> _DATASET ROWS_:
-- Begin --

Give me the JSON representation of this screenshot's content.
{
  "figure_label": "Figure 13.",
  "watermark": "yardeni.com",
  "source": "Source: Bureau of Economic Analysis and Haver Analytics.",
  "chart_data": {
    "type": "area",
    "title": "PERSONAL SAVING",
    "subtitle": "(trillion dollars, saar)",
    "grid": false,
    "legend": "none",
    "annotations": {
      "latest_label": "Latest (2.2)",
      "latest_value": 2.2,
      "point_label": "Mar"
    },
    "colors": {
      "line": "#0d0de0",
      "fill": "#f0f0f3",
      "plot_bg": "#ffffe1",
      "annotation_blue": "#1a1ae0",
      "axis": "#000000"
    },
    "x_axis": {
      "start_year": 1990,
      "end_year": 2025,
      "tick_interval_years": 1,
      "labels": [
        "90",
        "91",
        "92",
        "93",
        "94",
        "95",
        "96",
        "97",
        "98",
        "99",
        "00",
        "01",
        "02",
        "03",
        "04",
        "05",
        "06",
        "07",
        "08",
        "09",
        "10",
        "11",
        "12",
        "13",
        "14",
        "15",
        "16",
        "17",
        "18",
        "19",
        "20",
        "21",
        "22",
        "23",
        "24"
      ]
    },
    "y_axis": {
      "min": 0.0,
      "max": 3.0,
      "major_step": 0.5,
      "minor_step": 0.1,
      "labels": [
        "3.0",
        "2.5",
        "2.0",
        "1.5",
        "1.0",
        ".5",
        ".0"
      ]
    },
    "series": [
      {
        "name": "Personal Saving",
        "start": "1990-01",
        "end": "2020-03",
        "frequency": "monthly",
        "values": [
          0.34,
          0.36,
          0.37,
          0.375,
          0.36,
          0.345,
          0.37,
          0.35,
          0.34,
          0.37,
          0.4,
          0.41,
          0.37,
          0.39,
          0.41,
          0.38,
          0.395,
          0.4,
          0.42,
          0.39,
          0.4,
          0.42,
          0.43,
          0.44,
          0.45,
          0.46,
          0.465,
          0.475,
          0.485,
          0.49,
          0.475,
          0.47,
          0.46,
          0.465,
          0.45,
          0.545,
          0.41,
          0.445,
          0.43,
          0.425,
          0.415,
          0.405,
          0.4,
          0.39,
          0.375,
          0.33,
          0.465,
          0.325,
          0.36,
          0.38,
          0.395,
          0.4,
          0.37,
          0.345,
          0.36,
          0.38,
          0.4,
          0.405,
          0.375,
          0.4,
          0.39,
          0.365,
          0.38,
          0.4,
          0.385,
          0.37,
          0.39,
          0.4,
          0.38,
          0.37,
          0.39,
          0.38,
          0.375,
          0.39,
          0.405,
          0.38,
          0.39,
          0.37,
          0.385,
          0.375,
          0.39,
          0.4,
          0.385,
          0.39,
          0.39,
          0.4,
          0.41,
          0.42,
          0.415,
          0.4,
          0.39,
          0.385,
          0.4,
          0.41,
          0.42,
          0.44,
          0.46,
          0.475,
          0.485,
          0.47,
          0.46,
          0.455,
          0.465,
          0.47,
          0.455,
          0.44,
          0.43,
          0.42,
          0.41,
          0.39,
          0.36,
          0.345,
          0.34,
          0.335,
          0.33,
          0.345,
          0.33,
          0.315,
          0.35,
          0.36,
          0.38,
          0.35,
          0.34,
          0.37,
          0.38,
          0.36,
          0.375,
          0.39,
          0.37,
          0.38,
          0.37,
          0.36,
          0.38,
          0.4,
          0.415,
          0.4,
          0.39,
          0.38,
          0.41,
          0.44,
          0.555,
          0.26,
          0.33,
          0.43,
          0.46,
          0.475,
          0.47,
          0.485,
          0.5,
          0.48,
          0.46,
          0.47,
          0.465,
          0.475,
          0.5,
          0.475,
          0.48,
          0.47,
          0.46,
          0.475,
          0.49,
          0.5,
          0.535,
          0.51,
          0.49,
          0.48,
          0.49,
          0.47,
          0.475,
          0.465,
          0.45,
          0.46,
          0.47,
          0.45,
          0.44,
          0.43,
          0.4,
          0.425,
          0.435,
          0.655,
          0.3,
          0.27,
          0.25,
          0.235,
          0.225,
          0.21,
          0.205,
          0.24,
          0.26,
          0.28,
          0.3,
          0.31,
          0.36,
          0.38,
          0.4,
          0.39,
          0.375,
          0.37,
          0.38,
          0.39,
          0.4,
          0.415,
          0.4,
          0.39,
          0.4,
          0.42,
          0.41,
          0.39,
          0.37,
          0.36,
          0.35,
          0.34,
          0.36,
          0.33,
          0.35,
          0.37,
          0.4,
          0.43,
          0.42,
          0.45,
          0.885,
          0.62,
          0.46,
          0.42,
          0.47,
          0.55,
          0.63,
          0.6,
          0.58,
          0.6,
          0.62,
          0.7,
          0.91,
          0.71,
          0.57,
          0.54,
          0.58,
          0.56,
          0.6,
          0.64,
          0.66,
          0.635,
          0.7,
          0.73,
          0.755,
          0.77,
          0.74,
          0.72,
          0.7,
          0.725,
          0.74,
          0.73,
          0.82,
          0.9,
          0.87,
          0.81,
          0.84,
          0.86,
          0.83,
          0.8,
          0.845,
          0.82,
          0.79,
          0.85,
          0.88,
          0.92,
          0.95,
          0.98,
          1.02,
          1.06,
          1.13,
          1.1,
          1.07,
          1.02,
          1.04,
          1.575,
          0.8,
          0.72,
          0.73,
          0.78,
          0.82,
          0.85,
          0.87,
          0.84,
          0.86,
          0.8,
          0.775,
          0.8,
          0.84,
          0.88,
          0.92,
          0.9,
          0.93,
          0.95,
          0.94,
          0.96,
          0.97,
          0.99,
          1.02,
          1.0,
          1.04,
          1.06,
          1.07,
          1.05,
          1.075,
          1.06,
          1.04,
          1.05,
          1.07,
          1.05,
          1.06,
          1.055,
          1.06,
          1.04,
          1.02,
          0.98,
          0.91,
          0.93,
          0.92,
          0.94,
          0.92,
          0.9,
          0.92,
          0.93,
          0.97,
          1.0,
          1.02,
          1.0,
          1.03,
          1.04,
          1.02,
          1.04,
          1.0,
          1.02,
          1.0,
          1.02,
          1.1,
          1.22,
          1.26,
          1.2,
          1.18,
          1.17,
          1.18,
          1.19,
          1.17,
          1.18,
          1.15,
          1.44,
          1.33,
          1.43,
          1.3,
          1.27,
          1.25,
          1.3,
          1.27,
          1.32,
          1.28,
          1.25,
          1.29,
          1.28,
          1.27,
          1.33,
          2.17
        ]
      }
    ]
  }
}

-- End --

> _TASK PROMPT_:
Extract all of the data above and output it character for character.

> _ANSWER TO THE TASK_:
Give me the JSON representation of this screenshot's content.
{
  "figure_label": "Figure 13.",
  "watermark": "yardeni.com",
  "source": "Source: Bureau of Economic Analysis and Haver Analytics.",
  "chart_data": {
    "type": "area",
    "title": "PERSONAL SAVING",
    "subtitle": "(trillion dollars, saar)",
    "grid": false,
    "legend": "none",
    "annotations": {
      "latest_label": "Latest (2.2)",
      "latest_value": 2.2,
      "point_label": "Mar"
    },
    "colors": {
      "line": "#0d0de0",
      "fill": "#f0f0f3",
      "plot_bg": "#ffffe1",
      "annotation_blue": "#1a1ae0",
      "axis": "#000000"
    },
    "x_axis": {
      "start_year": 1990,
      "end_year": 2025,
      "tick_interval_years": 1,
      "labels": [
        "90",
        "91",
        "92",
        "93",
        "94",
        "95",
        "96",
        "97",
        "98",
        "99",
        "00",
        "01",
        "02",
        "03",
        "04",
        "05",
        "06",
        "07",
        "08",
        "09",
        "10",
        "11",
        "12",
        "13",
        "14",
        "15",
        "16",
        "17",
        "18",
        "19",
        "20",
        "21",
        "22",
        "23",
        "24"
      ]
    },
    "y_axis": {
      "min": 0.0,
      "max": 3.0,
      "major_step": 0.5,
      "minor_step": 0.1,
      "labels": [
        "3.0",
        "2.5",
        "2.0",
        "1.5",
        "1.0",
        ".5",
        ".0"
      ]
    },
    "series": [
      {
        "name": "Personal Saving",
        "start": "1990-01",
        "end": "2020-03",
        "frequency": "monthly",
        "values": [
          0.34,
          0.36,
          0.37,
          0.375,
          0.36,
          0.345,
          0.37,
          0.35,
          0.34,
          0.37,
          0.4,
          0.41,
          0.37,
          0.39,
          0.41,
          0.38,
          0.395,
          0.4,
          0.42,
          0.39,
          0.4,
          0.42,
          0.43,
          0.44,
          0.45,
          0.46,
          0.465,
          0.475,
          0.485,
          0.49,
          0.475,
          0.47,
          0.46,
          0.465,
          0.45,
          0.545,
          0.41,
          0.445,
          0.43,
          0.425,
          0.415,
          0.405,
          0.4,
          0.39,
          0.375,
          0.33,
          0.465,
          0.325,
          0.36,
          0.38,
          0.395,
          0.4,
          0.37,
          0.345,
          0.36,
          0.38,
          0.4,
          0.405,
          0.375,
          0.4,
          0.39,
          0.365,
          0.38,
          0.4,
          0.385,
          0.37,
          0.39,
          0.4,
          0.38,
          0.37,
          0.39,
          0.38,
          0.375,
          0.39,
          0.405,
          0.38,
          0.39,
          0.37,
          0.385,
          0.375,
          0.39,
          0.4,
          0.385,
          0.39,
          0.39,
          0.4,
          0.41,
          0.42,
          0.415,
          0.4,
          0.39,
          0.385,
          0.4,
          0.41,
          0.42,
          0.44,
          0.46,
          0.475,
          0.485,
          0.47,
          0.46,
          0.455,
          0.465,
          0.47,
          0.455,
          0.44,
          0.43,
          0.42,
          0.41,
          0.39,
          0.36,
          0.345,
          0.34,
          0.335,
          0.33,
          0.345,
          0.33,
          0.315,
          0.35,
          0.36,
          0.38,
          0.35,
          0.34,
          0.37,
          0.38,
          0.36,
          0.375,
          0.39,
          0.37,
          0.38,
          0.37,
          0.36,
          0.38,
          0.4,
          0.415,
          0.4,
          0.39,
          0.38,
          0.41,
          0.44,
          0.555,
          0.26,
          0.33,
          0.43,
          0.46,
          0.475,
          0.47,
          0.485,
          0.5,
          0.48,
          0.46,
          0.47,
          0.465,
          0.475,
          0.5,
          0.475,
          0.48,
          0.47,
          0.46,
          0.475,
          0.49,
          0.5,
          0.535,
          0.51,
          0.49,
          0.48,
          0.49,
          0.47,
          0.475,
          0.465,
          0.45,
          0.46,
          0.47,
          0.45,
          0.44,
          0.43,
          0.4,
          0.425,
          0.435,
          0.655,
          0.3,
          0.27,
          0.25,
          0.235,
          0.225,
          0.21,
          0.205,
          0.24,
          0.26,
          0.28,
          0.3,
          0.31,
          0.36,
          0.38,
          0.4,
          0.39,
          0.375,
          0.37,
          0.38,
          0.39,
          0.4,
          0.415,
          0.4,
          0.39,
          0.4,
          0.42,
          0.41,
          0.39,
          0.37,
          0.36,
          0.35,
          0.34,
          0.36,
          0.33,
          0.35,
          0.37,
          0.4,
          0.43,
          0.42,
          0.45,
          0.885,
          0.62,
          0.46,
          0.42,
          0.47,
          0.55,
          0.63,
          0.6,
          0.58,
          0.6,
          0.62,
          0.7,
          0.91,
          0.71,
          0.57,
          0.54,
          0.58,
          0.56,
          0.6,
          0.64,
          0.66,
          0.635,
          0.7,
          0.73,
          0.755,
          0.77,
          0.74,
          0.72,
          0.7,
          0.725,
          0.74,
          0.73,
          0.82,
          0.9,
          0.87,
          0.81,
          0.84,
          0.86,
          0.83,
          0.8,
          0.845,
          0.82,
          0.79,
          0.85,
          0.88,
          0.92,
          0.95,
          0.98,
          1.02,
          1.06,
          1.13,
          1.1,
          1.07,
          1.02,
          1.04,
          1.575,
          0.8,
          0.72,
          0.73,
          0.78,
          0.82,
          0.85,
          0.87,
          0.84,
          0.86,
          0.8,
          0.775,
          0.8,
          0.84,
          0.88,
          0.92,
          0.9,
          0.93,
          0.95,
          0.94,
          0.96,
          0.97,
          0.99,
          1.02,
          1.0,
          1.04,
          1.06,
          1.07,
          1.05,
          1.075,
          1.06,
          1.04,
          1.05,
          1.07,
          1.05,
          1.06,
          1.055,
          1.06,
          1.04,
          1.02,
          0.98,
          0.91,
          0.93,
          0.92,
          0.94,
          0.92,
          0.9,
          0.92,
          0.93,
          0.97,
          1.0,
          1.02,
          1.0,
          1.03,
          1.04,
          1.02,
          1.04,
          1.0,
          1.02,
          1.0,
          1.02,
          1.1,
          1.22,
          1.26,
          1.2,
          1.18,
          1.17,
          1.18,
          1.19,
          1.17,
          1.18,
          1.15,
          1.44,
          1.33,
          1.43,
          1.3,
          1.27,
          1.25,
          1.3,
          1.27,
          1.32,
          1.28,
          1.25,
          1.29,
          1.28,
          1.27,
          1.33,
          2.17
        ]
      }
    ]
  }
}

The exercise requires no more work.